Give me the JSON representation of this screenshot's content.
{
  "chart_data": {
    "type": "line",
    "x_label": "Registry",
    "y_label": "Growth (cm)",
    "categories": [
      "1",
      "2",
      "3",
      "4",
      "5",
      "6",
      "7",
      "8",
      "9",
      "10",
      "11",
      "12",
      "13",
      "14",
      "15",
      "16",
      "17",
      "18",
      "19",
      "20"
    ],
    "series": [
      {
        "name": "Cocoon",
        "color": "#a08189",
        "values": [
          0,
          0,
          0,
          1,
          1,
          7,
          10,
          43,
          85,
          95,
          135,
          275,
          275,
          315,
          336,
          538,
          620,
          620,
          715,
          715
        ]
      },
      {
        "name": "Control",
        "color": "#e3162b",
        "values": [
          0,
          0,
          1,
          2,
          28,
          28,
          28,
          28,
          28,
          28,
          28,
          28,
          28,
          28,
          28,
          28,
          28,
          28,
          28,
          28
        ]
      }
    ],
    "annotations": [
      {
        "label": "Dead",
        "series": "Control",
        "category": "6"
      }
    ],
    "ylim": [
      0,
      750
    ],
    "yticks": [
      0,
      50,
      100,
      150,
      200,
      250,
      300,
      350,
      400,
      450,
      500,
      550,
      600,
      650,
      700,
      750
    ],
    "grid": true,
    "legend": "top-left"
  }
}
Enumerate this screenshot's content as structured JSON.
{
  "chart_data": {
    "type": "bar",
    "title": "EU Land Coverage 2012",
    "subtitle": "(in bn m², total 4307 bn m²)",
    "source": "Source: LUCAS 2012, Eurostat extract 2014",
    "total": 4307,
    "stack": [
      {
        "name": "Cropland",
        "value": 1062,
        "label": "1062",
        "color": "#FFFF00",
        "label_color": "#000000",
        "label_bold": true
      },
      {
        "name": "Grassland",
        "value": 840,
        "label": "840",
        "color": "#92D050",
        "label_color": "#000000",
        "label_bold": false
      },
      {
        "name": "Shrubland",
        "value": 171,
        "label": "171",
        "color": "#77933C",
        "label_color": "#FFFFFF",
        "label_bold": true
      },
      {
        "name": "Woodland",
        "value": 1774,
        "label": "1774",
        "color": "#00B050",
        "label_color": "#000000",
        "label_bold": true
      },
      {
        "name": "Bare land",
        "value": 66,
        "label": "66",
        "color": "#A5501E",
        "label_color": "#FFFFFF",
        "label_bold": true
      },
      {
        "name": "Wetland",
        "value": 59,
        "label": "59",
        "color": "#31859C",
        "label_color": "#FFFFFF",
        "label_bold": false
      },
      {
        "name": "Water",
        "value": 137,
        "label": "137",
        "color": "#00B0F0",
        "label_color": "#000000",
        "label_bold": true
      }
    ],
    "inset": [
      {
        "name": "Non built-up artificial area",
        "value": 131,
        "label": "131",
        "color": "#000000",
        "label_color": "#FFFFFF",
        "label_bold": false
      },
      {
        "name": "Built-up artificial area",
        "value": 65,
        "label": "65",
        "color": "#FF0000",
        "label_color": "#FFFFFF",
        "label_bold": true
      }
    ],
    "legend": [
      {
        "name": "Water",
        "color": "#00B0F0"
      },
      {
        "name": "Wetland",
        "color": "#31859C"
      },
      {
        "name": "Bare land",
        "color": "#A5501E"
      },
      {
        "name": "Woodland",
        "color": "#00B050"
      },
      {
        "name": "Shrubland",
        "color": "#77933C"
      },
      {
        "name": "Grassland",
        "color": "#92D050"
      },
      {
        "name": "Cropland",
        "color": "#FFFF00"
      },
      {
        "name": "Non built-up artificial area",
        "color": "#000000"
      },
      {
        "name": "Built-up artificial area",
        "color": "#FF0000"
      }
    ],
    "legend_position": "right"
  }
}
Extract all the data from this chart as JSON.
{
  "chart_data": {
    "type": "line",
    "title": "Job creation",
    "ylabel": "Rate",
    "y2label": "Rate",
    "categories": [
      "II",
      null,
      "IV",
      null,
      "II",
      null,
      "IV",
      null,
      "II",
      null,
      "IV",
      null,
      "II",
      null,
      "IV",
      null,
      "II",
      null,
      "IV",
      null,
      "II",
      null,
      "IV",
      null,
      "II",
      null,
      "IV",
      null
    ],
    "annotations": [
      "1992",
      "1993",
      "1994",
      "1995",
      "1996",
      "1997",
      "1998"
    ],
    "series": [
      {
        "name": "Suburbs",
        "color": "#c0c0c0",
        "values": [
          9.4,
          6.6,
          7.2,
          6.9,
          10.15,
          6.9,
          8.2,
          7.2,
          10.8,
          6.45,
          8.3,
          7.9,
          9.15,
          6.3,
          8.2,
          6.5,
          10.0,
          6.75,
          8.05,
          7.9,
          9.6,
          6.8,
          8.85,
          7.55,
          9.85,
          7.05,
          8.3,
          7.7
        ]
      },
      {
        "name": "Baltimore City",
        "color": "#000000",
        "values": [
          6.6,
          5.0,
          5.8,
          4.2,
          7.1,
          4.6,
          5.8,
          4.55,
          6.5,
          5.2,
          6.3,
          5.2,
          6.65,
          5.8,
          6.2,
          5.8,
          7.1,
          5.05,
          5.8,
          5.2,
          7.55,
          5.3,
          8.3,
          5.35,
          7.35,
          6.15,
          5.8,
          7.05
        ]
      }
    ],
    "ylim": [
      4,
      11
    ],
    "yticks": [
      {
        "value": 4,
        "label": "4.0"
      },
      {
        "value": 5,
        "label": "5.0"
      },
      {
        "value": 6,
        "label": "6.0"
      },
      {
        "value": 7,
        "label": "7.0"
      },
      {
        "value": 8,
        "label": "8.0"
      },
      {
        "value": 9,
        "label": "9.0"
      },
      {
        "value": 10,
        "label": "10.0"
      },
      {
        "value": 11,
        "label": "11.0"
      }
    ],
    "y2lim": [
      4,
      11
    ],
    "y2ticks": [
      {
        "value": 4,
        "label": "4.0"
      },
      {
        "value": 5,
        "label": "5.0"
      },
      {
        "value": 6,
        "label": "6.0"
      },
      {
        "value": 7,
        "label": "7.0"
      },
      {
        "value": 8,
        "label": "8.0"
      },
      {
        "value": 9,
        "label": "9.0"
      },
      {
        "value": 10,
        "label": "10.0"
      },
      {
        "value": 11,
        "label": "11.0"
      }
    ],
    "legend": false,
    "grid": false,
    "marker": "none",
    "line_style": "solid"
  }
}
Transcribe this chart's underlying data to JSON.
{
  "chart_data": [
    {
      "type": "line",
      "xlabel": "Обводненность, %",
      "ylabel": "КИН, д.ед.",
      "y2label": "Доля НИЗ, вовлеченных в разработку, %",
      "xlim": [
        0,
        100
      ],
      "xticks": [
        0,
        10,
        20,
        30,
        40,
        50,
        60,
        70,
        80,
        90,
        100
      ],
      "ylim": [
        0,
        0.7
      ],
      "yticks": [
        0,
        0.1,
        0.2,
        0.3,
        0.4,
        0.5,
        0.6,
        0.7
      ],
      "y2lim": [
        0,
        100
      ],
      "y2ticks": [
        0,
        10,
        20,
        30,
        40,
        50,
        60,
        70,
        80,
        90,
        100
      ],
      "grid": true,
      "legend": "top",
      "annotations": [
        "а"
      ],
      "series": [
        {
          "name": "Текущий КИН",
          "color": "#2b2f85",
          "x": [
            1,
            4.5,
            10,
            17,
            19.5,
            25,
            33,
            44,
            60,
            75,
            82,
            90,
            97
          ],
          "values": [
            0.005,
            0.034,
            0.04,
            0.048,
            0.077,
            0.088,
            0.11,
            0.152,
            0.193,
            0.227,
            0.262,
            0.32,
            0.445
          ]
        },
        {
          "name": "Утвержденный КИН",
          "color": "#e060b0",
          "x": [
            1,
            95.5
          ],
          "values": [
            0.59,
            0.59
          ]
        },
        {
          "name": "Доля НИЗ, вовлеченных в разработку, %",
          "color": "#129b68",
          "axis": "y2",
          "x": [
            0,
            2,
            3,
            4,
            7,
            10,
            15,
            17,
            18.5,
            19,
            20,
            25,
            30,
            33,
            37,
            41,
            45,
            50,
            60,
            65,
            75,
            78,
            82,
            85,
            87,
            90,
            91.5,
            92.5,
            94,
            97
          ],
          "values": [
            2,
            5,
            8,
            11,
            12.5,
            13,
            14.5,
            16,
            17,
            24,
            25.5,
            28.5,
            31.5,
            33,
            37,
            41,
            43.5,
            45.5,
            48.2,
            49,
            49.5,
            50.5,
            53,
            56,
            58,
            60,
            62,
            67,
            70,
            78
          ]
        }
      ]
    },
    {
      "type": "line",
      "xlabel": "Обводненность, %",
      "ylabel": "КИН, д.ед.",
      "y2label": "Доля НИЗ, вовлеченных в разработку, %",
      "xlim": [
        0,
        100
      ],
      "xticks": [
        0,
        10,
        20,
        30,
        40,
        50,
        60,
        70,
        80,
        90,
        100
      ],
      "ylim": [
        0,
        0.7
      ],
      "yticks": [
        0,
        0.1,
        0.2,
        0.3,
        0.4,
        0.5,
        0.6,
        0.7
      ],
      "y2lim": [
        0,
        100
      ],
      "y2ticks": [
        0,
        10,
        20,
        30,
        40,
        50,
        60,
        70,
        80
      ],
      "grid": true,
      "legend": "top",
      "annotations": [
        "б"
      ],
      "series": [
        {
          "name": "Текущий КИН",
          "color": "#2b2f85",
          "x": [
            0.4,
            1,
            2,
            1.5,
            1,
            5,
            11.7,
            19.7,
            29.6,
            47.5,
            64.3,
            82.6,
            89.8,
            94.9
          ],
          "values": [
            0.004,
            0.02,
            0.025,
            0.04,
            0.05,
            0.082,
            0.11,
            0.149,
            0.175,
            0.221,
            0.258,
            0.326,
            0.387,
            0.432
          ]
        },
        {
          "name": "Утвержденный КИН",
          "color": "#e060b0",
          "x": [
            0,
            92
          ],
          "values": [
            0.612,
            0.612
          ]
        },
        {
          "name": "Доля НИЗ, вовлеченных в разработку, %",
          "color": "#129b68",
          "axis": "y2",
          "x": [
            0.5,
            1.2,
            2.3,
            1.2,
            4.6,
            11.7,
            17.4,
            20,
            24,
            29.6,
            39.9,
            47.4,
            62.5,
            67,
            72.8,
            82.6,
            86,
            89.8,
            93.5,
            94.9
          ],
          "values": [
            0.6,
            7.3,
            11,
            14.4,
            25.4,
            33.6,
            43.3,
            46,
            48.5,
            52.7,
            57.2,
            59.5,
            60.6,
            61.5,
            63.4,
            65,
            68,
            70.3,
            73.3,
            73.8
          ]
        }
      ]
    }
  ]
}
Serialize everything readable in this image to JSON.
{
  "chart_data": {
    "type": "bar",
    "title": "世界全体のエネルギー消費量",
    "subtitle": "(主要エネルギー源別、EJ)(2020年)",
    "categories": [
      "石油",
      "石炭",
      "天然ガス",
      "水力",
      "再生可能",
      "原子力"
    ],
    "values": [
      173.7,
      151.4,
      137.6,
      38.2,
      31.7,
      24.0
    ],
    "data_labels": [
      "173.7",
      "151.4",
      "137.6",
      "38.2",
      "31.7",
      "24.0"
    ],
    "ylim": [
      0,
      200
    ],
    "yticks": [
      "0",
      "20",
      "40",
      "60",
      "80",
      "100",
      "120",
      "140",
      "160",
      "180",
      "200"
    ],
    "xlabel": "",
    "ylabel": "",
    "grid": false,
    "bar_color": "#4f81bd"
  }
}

· · · · · · ·

EXERCISE PROMPT: Find every line that has "JSON" in it, then return those lines.

OUTPUT OF THE TASK:
Give me the JSON representation of this screenshot's content.
Enumerate this screenshot's content as structured JSON.
Extract all the data from this chart as JSON.
Transcribe this chart's underlying data to JSON.
Serialize everything readable in this image to JSON.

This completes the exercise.